> Task instructions
Repeat the records below exactly, leaving out any pictures.

> Records to process
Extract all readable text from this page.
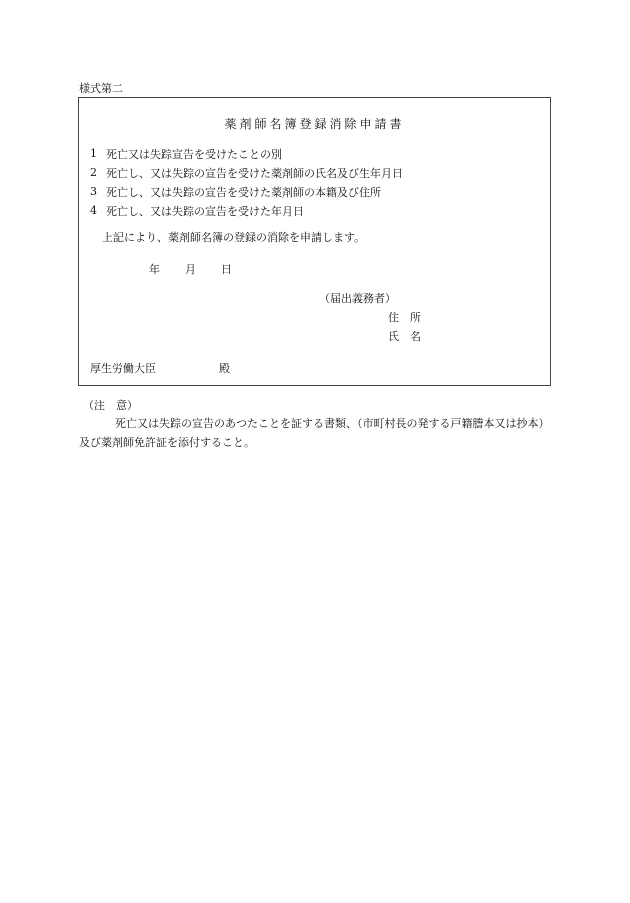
様式第二
薬剤師名簿登録消除申請書
1 死亡又は失踪宣告を受けたことの別
2 死亡し、又は失踪の宣告を受けた薬剤師の氏名及び生年月日
3 死亡し、又は失踪の宣告を受けた薬剤師の本籍及び住所
4 死亡し、又は失踪の宣告を受けた年月日
上記により、薬剤師名簿の登録の消除を申請します。
年 月 日
（届出義務者）
住　所
氏　名
厚生労働大臣	殿
（注　意）
死亡又は失踪の宣告のあつたことを証する書類、（市町村長の発する戸籍謄本又は抄本）及び薬剤師免許証を添付すること。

> Answer to this task
Extract all readable text from this page.
様式第二
薬剤師名簿登録消除申請書
1 死亡又は失踪宣告を受けたことの別
2 死亡し、又は失踪の宣告を受けた薬剤師の氏名及び生年月日
3 死亡し、又は失踪の宣告を受けた薬剤師の本籍及び住所
4 死亡し、又は失踪の宣告を受けた年月日
上記により、薬剤師名簿の登録の消除を申請します。
年 月 日
（届出義務者）
住　所
氏　名
厚生労働大臣	殿
（注　意）
死亡又は失踪の宣告のあつたことを証する書類、（市町村長の発する戸籍謄本又は抄本）及び薬剤師免許証を添付すること。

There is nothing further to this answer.